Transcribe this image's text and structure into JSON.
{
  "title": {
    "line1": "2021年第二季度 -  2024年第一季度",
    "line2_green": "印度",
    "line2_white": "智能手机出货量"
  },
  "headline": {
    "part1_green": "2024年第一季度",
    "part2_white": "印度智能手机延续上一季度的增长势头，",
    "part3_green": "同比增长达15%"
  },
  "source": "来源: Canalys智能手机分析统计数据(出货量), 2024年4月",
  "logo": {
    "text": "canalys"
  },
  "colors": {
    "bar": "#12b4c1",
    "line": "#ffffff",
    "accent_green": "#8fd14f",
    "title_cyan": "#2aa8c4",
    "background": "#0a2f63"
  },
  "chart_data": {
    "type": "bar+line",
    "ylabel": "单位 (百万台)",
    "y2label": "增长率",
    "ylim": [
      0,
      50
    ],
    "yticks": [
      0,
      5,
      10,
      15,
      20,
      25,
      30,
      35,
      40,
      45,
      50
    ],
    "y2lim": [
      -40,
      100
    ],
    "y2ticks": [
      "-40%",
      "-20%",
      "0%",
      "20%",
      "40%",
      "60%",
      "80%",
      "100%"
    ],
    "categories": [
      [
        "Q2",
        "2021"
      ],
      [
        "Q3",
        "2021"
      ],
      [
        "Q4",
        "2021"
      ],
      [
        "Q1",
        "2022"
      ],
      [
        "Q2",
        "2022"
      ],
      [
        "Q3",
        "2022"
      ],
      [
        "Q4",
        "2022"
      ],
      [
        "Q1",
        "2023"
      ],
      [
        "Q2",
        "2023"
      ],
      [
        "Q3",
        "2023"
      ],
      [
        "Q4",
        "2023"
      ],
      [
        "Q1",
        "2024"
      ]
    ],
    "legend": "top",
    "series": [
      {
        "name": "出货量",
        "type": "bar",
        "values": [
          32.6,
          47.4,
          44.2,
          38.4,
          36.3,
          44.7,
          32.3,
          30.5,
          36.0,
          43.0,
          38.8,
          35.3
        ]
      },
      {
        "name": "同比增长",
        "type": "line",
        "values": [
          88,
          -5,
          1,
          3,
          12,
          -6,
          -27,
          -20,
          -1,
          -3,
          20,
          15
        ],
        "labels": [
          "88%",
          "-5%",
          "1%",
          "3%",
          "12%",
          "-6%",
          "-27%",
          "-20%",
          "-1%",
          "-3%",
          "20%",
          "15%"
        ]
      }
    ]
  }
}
--------------------
• **EXERCISE**: Reproduce the material precisely, including every line.

• **TASK RESULT**:
Transcribe this image's text and structure into JSON.
{
  "title": {
    "line1": "2021年第二季度 -  2024年第一季度",
    "line2_green": "印度",
    "line2_white": "智能手机出货量"
  },
  "headline": {
    "part1_green": "2024年第一季度",
    "part2_white": "印度智能手机延续上一季度的增长势头，",
    "part3_green": "同比增长达15%"
  },
  "source": "来源: Canalys智能手机分析统计数据(出货量), 2024年4月",
  "logo": {
    "text": "canalys"
  },
  "colors": {
    "bar": "#12b4c1",
    "line": "#ffffff",
    "accent_green": "#8fd14f",
    "title_cyan": "#2aa8c4",
    "background": "#0a2f63"
  },
  "chart_data": {
    "type": "bar+line",
    "ylabel": "单位 (百万台)",
    "y2label": "增长率",
    "ylim": [
      0,
      50
    ],
    "yticks": [
      0,
      5,
      10,
      15,
      20,
      25,
      30,
      35,
      40,
      45,
      50
    ],
    "y2lim": [
      -40,
      100
    ],
    "y2ticks": [
      "-40%",
      "-20%",
      "0%",
      "20%",
      "40%",
      "60%",
      "80%",
      "100%"
    ],
    "categories": [
      [
        "Q2",
        "2021"
      ],
      [
        "Q3",
        "2021"
      ],
      [
        "Q4",
        "2021"
      ],
      [
        "Q1",
        "2022"
      ],
      [
        "Q2",
        "2022"
      ],
      [
        "Q3",
        "2022"
      ],
      [
        "Q4",
        "2022"
      ],
      [
        "Q1",
        "2023"
      ],
      [
        "Q2",
        "2023"
      ],
      [
        "Q3",
        "2023"
      ],
      [
        "Q4",
        "2023"
      ],
      [
        "Q1",
        "2024"
      ]
    ],
    "legend": "top",
    "series": [
      {
        "name": "出货量",
        "type": "bar",
        "values": [
          32.6,
          47.4,
          44.2,
          38.4,
          36.3,
          44.7,
          32.3,
          30.5,
          36.0,
          43.0,
          38.8,
          35.3
        ]
      },
      {
        "name": "同比增长",
        "type": "line",
        "values": [
          88,
          -5,
          1,
          3,
          12,
          -6,
          -27,
          -20,
          -1,
          -3,
          20,
          15
        ],
        "labels": [
          "88%",
          "-5%",
          "1%",
          "3%",
          "12%",
          "-6%",
          "-27%",
          "-20%",
          "-1%",
          "-3%",
          "20%",
          "15%"
        ]
      }
    ]
  }
}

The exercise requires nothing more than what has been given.